State the number of lines with the string "color" in them, and nothing else.

*****

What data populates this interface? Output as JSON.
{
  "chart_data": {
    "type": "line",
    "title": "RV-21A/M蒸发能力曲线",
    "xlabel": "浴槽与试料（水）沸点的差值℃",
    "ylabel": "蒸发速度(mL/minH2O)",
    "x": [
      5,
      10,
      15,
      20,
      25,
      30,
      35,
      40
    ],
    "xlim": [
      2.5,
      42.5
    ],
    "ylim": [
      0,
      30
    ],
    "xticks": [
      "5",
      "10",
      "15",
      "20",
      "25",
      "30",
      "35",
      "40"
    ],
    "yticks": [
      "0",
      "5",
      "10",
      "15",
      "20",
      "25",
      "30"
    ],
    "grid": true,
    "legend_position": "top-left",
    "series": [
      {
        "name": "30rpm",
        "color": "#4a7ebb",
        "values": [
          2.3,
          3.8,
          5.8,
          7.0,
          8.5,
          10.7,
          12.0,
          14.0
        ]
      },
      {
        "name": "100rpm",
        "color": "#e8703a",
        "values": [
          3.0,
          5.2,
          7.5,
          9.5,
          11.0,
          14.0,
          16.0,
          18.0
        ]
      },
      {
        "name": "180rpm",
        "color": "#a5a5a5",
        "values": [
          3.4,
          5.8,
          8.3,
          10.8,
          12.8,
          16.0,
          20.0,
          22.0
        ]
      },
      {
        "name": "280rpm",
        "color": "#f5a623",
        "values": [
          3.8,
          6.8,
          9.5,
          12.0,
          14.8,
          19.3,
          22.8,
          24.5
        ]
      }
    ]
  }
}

*****

◆ **Solved exercise**
4